SELECTED PASSAGE:
┏━━
Here's a sign to ponder. "Don't Abandon/Dump Any Animals in the Pond." What is the slash there for? Is it possible to dump but NOT abandon an animal in the pond? Like, if I took my pet fish to Balboa Park and dumped him in with the intention of picking him up later? Someone wrote this sign. Someone thought about what to write.

Photobucket


I did visit the museum of photographic arts, which was empty and great. I do love good photos, especially since I can't take them. Here is one, and I hope posting it isn't illegal. It's called "Sea of Hats"



When I visited the rose garden, I found it difficult to get "I Never Promised You a Rose Garden" out of my head. Then I went to the desert garden and had to wrestle out the mutated version I invented: "I Never Promised You a Succulent Garden." Desert plants are creepy, and I took some photos, as well as a brief video.

PhotobucketPhotobucketPhotobucket


My brief video tour of the succulent garden.


The rose garden was lovely, as expected, and some of the names are better than the flowers.

PhotobucketPhotobucketPhotobucket


And here is a brown recluse spider, one of the thousands I saw on my journey.
Photobucket


The free trolley featured a wonderful, lively, androgynous driver named Kathy. She told us all about the history of the park. I got in my car and drove east, eastbound and down, homeward, through the mountains. The views were absurd.

Photobucket


Here is a woman walking a sheep. Hello!
Photobucket


I took a detour to Julian, CA, a weird old westerny town that is famed for its apples. A recommended bakery served a crazy delicious slice of apple cherry crumb pie.

The main drag through Julian. And a specialty store!
┗━━
LISTED ENTRIES:
┏━━
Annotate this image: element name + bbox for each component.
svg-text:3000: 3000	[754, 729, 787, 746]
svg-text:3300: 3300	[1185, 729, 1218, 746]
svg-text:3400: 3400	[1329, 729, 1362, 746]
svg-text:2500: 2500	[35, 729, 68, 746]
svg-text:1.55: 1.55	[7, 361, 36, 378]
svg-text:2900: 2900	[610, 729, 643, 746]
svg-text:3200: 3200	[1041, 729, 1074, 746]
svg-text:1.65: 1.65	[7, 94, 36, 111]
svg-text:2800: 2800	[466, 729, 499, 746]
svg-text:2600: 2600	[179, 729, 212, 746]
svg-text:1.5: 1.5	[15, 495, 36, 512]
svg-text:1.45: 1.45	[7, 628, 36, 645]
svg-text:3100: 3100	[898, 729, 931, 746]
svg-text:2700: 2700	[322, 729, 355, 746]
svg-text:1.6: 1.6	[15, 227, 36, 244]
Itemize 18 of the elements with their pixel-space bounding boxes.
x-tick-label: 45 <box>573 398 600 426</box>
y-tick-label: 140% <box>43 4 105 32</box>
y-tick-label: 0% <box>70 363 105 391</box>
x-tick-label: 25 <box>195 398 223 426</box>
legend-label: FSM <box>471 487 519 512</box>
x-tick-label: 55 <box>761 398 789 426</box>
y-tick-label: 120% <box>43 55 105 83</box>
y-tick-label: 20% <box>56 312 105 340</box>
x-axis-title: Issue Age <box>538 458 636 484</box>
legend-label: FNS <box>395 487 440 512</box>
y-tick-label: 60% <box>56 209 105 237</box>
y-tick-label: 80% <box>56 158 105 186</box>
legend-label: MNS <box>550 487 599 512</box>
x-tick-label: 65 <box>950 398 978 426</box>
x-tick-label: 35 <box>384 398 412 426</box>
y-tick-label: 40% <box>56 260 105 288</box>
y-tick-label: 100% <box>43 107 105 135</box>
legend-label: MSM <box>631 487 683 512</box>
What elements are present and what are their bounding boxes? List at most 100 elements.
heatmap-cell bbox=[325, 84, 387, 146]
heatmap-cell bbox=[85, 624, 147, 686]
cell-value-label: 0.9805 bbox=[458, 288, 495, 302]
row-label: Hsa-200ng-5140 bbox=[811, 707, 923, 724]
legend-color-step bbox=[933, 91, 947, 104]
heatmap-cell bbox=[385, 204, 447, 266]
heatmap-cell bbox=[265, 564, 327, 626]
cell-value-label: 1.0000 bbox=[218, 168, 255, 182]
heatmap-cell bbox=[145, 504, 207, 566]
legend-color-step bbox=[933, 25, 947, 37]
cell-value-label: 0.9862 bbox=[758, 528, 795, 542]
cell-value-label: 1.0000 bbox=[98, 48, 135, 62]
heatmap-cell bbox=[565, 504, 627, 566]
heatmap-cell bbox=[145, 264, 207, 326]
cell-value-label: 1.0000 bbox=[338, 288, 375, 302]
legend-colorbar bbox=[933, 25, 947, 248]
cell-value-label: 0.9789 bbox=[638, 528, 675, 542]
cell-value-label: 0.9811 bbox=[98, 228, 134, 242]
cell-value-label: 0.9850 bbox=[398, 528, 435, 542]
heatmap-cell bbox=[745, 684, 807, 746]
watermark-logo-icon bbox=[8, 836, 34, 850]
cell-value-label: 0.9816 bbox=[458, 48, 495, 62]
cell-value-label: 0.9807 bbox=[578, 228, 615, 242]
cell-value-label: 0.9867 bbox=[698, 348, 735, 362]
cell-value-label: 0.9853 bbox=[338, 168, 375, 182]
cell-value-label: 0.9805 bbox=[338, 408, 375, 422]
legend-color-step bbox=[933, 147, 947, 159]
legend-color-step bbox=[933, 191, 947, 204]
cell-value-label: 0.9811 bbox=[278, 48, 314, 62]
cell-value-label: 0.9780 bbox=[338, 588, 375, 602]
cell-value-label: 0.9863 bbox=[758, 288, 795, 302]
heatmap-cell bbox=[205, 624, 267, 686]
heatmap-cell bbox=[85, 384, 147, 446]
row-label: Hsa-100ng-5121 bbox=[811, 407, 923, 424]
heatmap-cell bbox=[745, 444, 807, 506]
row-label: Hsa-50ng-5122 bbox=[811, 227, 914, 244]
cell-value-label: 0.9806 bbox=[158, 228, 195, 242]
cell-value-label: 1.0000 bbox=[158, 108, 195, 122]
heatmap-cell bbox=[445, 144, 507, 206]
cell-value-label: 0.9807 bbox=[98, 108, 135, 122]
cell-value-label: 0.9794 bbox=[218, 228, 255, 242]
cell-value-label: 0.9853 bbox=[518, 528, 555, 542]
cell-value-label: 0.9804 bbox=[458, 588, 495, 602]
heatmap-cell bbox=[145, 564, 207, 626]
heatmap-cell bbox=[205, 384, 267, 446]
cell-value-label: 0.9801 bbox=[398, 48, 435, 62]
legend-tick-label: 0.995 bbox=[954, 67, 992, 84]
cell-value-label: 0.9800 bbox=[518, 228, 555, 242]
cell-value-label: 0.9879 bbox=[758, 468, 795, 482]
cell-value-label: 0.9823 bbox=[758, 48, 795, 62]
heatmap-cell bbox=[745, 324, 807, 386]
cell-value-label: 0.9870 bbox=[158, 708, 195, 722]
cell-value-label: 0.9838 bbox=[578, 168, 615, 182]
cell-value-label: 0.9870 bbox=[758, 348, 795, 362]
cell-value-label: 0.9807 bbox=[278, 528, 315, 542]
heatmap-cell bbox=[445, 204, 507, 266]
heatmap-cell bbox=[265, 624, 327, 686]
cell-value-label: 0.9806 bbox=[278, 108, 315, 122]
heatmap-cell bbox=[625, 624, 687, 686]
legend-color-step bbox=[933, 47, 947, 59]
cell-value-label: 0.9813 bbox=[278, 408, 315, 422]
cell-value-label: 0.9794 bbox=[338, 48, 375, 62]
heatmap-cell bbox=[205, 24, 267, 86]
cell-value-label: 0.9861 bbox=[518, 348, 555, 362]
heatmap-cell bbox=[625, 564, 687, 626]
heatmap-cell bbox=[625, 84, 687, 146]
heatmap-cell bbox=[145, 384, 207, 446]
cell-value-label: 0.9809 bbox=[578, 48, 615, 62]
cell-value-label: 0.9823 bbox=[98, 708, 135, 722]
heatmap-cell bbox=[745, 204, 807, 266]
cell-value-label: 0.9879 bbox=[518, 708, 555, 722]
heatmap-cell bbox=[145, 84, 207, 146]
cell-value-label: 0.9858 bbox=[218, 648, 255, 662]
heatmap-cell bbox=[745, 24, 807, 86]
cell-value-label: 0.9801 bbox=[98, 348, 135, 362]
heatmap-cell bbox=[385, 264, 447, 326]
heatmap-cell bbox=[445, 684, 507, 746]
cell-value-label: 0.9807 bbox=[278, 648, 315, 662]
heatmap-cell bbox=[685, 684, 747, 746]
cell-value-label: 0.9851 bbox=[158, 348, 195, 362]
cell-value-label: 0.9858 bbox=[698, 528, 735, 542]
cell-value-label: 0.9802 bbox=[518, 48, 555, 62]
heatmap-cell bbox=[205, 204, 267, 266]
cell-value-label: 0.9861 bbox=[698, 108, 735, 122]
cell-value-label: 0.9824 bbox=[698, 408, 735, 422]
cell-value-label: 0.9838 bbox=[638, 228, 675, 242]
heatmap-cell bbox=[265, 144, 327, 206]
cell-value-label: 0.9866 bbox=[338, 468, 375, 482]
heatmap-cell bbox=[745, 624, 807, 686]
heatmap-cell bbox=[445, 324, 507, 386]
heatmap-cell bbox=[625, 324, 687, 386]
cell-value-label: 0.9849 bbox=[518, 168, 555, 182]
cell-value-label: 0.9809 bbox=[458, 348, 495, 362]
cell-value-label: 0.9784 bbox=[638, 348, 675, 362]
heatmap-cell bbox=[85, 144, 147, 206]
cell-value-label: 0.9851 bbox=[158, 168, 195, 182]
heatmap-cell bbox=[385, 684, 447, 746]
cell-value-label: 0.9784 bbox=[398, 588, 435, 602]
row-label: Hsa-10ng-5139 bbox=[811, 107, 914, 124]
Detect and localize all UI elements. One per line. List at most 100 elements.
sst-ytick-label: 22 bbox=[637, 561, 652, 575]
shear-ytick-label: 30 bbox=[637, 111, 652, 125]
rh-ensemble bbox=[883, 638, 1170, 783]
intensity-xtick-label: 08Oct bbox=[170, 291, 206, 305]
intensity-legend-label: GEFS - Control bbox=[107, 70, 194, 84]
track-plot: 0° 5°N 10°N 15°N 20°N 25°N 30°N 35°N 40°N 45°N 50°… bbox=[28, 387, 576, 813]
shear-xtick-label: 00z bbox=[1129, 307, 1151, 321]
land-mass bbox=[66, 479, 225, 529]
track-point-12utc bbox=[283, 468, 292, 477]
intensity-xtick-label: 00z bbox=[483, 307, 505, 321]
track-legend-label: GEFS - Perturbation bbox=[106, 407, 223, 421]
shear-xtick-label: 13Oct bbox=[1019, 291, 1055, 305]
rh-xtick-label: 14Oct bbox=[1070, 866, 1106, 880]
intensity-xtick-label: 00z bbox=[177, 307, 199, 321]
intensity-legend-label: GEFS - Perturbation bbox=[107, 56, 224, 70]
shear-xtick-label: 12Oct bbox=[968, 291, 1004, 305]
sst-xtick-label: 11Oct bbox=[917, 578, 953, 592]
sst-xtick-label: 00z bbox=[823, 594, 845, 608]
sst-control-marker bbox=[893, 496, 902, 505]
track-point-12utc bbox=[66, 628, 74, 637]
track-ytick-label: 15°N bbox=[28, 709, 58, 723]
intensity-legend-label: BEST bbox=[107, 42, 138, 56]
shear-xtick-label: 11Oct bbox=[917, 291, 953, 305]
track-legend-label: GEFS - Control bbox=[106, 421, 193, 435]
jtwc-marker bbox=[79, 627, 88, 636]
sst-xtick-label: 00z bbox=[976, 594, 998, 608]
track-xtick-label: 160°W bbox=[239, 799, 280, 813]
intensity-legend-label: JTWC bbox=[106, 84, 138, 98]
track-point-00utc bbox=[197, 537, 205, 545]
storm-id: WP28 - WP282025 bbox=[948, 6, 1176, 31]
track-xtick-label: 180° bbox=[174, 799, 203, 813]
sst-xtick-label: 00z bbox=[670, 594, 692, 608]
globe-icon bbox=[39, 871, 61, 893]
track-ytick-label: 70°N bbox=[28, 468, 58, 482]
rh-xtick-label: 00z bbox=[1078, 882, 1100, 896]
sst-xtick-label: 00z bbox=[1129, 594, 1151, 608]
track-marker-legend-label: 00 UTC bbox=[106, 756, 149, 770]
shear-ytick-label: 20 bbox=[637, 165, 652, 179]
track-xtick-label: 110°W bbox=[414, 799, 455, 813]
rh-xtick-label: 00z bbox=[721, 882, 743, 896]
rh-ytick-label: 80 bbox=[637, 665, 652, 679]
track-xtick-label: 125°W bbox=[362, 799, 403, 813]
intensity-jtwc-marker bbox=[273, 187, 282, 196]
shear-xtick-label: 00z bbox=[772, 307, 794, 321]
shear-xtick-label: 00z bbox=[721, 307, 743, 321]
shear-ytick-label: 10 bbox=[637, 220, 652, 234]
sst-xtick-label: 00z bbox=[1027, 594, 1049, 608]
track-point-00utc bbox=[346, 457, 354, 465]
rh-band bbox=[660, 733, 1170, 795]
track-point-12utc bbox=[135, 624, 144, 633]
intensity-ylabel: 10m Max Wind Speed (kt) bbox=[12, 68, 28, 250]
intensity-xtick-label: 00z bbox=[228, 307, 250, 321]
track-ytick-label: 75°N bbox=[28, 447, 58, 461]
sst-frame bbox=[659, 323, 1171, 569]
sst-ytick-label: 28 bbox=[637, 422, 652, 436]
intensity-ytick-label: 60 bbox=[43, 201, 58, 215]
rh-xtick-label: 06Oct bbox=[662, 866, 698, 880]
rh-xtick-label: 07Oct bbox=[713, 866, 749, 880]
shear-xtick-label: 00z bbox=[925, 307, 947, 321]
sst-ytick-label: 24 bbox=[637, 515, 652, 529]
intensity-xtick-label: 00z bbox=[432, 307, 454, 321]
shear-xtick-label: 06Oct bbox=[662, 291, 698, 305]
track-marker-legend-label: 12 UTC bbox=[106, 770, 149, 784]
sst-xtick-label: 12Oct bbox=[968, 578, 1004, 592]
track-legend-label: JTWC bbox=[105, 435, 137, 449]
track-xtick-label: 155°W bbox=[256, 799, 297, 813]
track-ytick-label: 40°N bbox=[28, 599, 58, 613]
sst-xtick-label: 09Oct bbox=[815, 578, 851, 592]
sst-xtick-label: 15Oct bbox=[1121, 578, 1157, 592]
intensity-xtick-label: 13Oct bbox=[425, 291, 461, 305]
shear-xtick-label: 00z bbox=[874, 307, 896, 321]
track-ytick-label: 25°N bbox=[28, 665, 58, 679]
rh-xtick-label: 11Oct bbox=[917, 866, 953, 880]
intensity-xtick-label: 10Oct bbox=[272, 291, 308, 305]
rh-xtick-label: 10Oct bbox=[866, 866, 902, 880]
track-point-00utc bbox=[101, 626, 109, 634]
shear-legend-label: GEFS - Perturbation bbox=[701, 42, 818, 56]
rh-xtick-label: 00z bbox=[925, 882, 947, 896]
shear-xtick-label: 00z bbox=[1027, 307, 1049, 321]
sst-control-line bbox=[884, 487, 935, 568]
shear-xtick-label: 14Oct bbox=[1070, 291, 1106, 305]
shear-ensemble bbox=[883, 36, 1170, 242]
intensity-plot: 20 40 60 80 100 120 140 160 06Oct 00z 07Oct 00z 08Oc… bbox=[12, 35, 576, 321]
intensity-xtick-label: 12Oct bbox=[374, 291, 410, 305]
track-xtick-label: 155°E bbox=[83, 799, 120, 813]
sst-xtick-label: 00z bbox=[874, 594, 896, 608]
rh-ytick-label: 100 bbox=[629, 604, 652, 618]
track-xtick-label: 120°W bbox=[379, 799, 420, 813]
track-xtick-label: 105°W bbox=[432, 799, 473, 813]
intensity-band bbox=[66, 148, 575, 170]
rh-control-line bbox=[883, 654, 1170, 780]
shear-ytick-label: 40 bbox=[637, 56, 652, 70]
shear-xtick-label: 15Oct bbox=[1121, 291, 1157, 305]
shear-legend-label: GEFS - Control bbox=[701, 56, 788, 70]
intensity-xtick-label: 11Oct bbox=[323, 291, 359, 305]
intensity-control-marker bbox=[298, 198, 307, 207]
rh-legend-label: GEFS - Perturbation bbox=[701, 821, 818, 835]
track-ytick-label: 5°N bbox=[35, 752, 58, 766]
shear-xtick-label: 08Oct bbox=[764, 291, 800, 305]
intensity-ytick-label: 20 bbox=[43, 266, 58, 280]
┗━━
DESCRIPTION OF THE TASK: In the Balboa Park travel post, please say what the recommended bakery in Julian served.

THE COMPLETED TASK: A crazy delicious slice of apple cherry crumb pie.